Element position records
○ ○ ○ ○ ○

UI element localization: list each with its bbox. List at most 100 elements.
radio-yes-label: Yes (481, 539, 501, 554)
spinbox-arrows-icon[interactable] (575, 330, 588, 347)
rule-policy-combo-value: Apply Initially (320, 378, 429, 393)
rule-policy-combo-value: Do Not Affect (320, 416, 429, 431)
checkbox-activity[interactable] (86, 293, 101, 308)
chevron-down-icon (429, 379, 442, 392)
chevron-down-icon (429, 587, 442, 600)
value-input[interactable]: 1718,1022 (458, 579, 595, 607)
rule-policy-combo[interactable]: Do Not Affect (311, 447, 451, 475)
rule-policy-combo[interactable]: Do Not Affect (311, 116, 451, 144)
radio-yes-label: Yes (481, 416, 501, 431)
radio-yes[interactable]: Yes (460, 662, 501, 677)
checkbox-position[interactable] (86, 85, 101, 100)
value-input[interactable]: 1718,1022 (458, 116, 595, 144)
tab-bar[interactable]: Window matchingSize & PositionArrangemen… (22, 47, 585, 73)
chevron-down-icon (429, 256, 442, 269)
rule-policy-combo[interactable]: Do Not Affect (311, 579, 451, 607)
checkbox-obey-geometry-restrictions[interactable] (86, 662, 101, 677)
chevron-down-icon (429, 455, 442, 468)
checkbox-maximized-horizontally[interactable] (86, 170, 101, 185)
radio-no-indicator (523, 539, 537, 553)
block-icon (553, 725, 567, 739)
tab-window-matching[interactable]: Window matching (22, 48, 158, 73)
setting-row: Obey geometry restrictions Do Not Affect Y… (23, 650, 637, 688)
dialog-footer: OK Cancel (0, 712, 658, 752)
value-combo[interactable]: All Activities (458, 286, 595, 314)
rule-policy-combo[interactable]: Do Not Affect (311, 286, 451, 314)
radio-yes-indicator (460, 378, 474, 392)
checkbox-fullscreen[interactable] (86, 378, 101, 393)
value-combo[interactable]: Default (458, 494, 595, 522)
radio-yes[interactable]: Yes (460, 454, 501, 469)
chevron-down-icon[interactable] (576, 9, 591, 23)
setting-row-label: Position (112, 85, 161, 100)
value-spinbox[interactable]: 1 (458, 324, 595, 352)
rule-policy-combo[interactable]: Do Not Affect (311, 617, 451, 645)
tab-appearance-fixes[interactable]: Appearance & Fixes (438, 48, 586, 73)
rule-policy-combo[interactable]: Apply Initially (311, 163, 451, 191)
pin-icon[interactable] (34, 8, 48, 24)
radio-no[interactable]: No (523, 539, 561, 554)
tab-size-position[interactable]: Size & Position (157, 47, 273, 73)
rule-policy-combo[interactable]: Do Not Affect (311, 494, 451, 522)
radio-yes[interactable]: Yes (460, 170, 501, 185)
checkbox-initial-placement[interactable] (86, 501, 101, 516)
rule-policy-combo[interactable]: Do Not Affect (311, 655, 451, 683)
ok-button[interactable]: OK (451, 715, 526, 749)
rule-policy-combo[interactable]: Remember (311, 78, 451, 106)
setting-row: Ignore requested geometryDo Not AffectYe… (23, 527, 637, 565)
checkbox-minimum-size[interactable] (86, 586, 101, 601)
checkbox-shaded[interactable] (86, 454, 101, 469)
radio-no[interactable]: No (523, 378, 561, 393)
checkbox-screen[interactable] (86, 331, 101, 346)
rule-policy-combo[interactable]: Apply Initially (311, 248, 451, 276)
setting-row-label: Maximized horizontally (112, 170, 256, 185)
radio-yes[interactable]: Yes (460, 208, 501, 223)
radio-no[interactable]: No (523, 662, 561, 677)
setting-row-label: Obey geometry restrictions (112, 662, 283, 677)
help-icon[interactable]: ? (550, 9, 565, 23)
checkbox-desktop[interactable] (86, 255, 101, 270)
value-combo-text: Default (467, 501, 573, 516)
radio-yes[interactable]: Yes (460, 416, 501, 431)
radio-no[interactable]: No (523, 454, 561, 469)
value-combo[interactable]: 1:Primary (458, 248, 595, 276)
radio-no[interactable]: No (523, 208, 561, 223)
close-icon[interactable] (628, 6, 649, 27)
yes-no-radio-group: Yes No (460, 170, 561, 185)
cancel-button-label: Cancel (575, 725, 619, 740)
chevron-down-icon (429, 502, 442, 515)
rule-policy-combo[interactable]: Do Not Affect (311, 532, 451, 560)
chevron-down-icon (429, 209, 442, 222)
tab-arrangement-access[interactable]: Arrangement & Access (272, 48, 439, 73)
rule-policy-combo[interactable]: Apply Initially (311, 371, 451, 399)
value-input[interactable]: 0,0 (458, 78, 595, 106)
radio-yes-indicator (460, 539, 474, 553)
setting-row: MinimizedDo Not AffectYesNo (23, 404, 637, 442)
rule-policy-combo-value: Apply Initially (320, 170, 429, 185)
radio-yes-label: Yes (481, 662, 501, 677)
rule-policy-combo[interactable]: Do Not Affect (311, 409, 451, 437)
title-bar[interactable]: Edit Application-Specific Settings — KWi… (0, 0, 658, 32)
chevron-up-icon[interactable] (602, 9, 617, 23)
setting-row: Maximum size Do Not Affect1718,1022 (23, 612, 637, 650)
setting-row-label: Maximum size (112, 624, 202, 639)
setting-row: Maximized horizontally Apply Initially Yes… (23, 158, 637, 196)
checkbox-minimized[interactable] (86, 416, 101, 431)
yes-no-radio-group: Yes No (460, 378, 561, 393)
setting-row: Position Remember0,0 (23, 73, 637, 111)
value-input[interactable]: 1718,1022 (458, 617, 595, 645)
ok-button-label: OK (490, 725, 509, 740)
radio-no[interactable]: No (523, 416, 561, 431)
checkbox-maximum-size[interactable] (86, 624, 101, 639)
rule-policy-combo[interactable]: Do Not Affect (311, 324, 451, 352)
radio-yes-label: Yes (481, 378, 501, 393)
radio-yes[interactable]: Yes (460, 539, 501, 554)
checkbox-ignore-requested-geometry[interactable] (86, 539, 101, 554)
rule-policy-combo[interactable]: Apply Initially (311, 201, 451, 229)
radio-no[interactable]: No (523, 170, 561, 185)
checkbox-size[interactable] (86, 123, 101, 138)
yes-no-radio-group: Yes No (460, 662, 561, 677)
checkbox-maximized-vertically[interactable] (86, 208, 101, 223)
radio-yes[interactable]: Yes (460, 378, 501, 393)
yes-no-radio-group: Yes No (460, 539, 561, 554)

○ ○ ○ ○ ○

TASK INSTRUCTIONS:
Put every line of the records into a JSON list of strings, one string per line and no blank lines.

OUTPUT FOR THIS TASK:
[
  "UI element localization: list each with its bbox. List at most 100 elements.",
  "radio-yes-label: Yes (481, 539, 501, 554)",
  "spinbox-arrows-icon[interactable] (575, 330, 588, 347)",
  "rule-policy-combo-value: Apply Initially (320, 378, 429, 393)",
  "rule-policy-combo-value: Do Not Affect (320, 416, 429, 431)",
  "checkbox-activity[interactable] (86, 293, 101, 308)",
  "chevron-down-icon (429, 379, 442, 392)",
  "chevron-down-icon (429, 587, 442, 600)",
  "value-input[interactable]: 1718,1022 (458, 579, 595, 607)",
  "rule-policy-combo[interactable]: Do Not Affect (311, 447, 451, 475)",
  "rule-policy-combo[interactable]: Do Not Affect (311, 116, 451, 144)",
  "radio-yes-label: Yes (481, 416, 501, 431)",
  "radio-yes[interactable]: Yes (460, 662, 501, 677)",
  "checkbox-position[interactable] (86, 85, 101, 100)",
  "value-input[interactable]: 1718,1022 (458, 116, 595, 144)",
  "tab-bar[interactable]: Window matchingSize & PositionArrangemen… (22, 47, 585, 73)",
  "chevron-down-icon (429, 256, 442, 269)",
  "rule-policy-combo[interactable]: Do Not Affect (311, 579, 451, 607)",
  "checkbox-obey-geometry-restrictions[interactable] (86, 662, 101, 677)",
  "chevron-down-icon (429, 455, 442, 468)",
  "checkbox-maximized-horizontally[interactable] (86, 170, 101, 185)",
  "radio-no-indicator (523, 539, 537, 553)",
  "block-icon (553, 725, 567, 739)",
  "tab-window-matching[interactable]: Window matching (22, 48, 158, 73)",
  "setting-row: Obey geometry restrictions Do Not Affect Y… (23, 650, 637, 688)",
  "dialog-footer: OK Cancel (0, 712, 658, 752)",
  "value-combo[interactable]: All Activities (458, 286, 595, 314)",
  "rule-policy-combo[interactable]: Do Not Affect (311, 286, 451, 314)",
  "radio-yes-indicator (460, 378, 474, 392)",
  "checkbox-fullscreen[interactable] (86, 378, 101, 393)",
  "value-combo[interactable]: Default (458, 494, 595, 522)",
  "radio-yes[interactable]: Yes (460, 454, 501, 469)",
  "chevron-down-icon[interactable] (576, 9, 591, 23)",
  "setting-row-label: Position (112, 85, 161, 100)",
  "value-spinbox[interactable]: 1 (458, 324, 595, 352)",
  "rule-policy-combo[interactable]: Do Not Affect (311, 617, 451, 645)",
  "tab-appearance-fixes[interactable]: Appearance & Fixes (438, 48, 586, 73)",
  "rule-policy-combo[interactable]: Apply Initially (311, 163, 451, 191)",
  "pin-icon[interactable] (34, 8, 48, 24)",
  "radio-no[interactable]: No (523, 539, 561, 554)",
  "tab-size-position[interactable]: Size & Position (157, 47, 273, 73)",
  "rule-policy-combo[interactable]: Do Not Affect (311, 494, 451, 522)",
  "radio-yes[interactable]: Yes (460, 170, 501, 185)",
  "checkbox-initial-placement[interactable] (86, 501, 101, 516)",
  "rule-policy-combo[interactable]: Do Not Affect (311, 655, 451, 683)",
  "ok-button[interactable]: OK (451, 715, 526, 749)",
  "rule-policy-combo[interactable]: Remember (311, 78, 451, 106)",
  "setting-row: Ignore requested geometryDo Not AffectYe… (23, 527, 637, 565)",
  "checkbox-minimum-size[interactable] (86, 586, 101, 601)",
  "checkbox-shaded[interactable] (86, 454, 101, 469)",
  "radio-no[interactable]: No (523, 378, 561, 393)",
  "checkbox-screen[interactable] (86, 331, 101, 346)",
  "rule-policy-combo[interactable]: Apply Initially (311, 248, 451, 276)",
  "setting-row-label: Maximized horizontally (112, 170, 256, 185)",
  "radio-yes[interactable]: Yes (460, 208, 501, 223)",
  "radio-no[interactable]: No (523, 662, 561, 677)",
  "setting-row-label: Obey geometry restrictions (112, 662, 283, 677)",
  "help-icon[interactable]: ? (550, 9, 565, 23)",
  "checkbox-desktop[interactable] (86, 255, 101, 270)",
  "value-combo-text: Default (467, 501, 573, 516)",
  "radio-yes[interactable]: Yes (460, 416, 501, 431)",
  "radio-no[interactable]: No (523, 454, 561, 469)",
  "value-combo[interactable]: 1:Primary (458, 248, 595, 276)",
  "radio-no[interactable]: No (523, 208, 561, 223)",
  "close-icon[interactable] (628, 6, 649, 27)",
  "yes-no-radio-group: Yes No (460, 170, 561, 185)",
  "cancel-button-label: Cancel (575, 725, 619, 740)",
  "chevron-down-icon (429, 502, 442, 515)",
  "rule-policy-combo[interactable]: Do Not Affect (311, 532, 451, 560)",
  "chevron-down-icon (429, 209, 442, 222)",
  "tab-arrangement-access[interactable]: Arrangement & Access (272, 48, 439, 73)",
  "rule-policy-combo[interactable]: Apply Initially (311, 371, 451, 399)",
  "value-input[interactable]: 0,0 (458, 78, 595, 106)",
  "radio-yes-indicator (460, 539, 474, 553)",
  "setting-row: MinimizedDo Not AffectYesNo (23, 404, 637, 442)",
  "rule-policy-combo-value: Apply Initially (320, 170, 429, 185)",
  "radio-yes-label: Yes (481, 662, 501, 677)",
  "rule-policy-combo[interactable]: Do Not Affect (311, 409, 451, 437)",
  "title-bar[interactable]: Edit Application-Specific Settings — KWi… (0, 0, 658, 32)",
  "chevron-up-icon[interactable] (602, 9, 617, 23)",
  "setting-row: Maximum size Do Not Affect1718,1022 (23, 612, 637, 650)",
  "setting-row-label: Maximum size (112, 624, 202, 639)",
  "setting-row: Maximized horizontally Apply Initially Yes… (23, 158, 637, 196)",
  "checkbox-minimized[interactable] (86, 416, 101, 431)",
  "yes-no-radio-group: Yes No (460, 378, 561, 393)",
  "setting-row: Position Remember0,0 (23, 73, 637, 111)",
  "value-input[interactable]: 1718,1022 (458, 617, 595, 645)",
  "ok-button-label: OK (490, 725, 509, 740)",
  "radio-no[interactable]: No (523, 416, 561, 431)",
  "checkbox-maximum-size[interactable] (86, 624, 101, 639)",
  "rule-policy-combo[interactable]: Do Not Affect (311, 324, 451, 352)",
  "radio-yes-label: Yes (481, 378, 501, 393)",
  "radio-yes[interactable]: Yes (460, 539, 501, 554)",
  "checkbox-ignore-requested-geometry[interactable] (86, 539, 101, 554)",
  "rule-policy-combo[interactable]: Apply Initially (311, 201, 451, 229)",
  "radio-no[interactable]: No (523, 170, 561, 185)",
  "checkbox-size[interactable] (86, 123, 101, 138)",
  "yes-no-radio-group: Yes No (460, 662, 561, 677)",
  "checkbox-maximized-vertically[interactable] (86, 208, 101, 223)",
  "radio-yes[interactable]: Yes (460, 378, 501, 393)",
  "yes-no-radio-group: Yes No (460, 539, 561, 554)"
]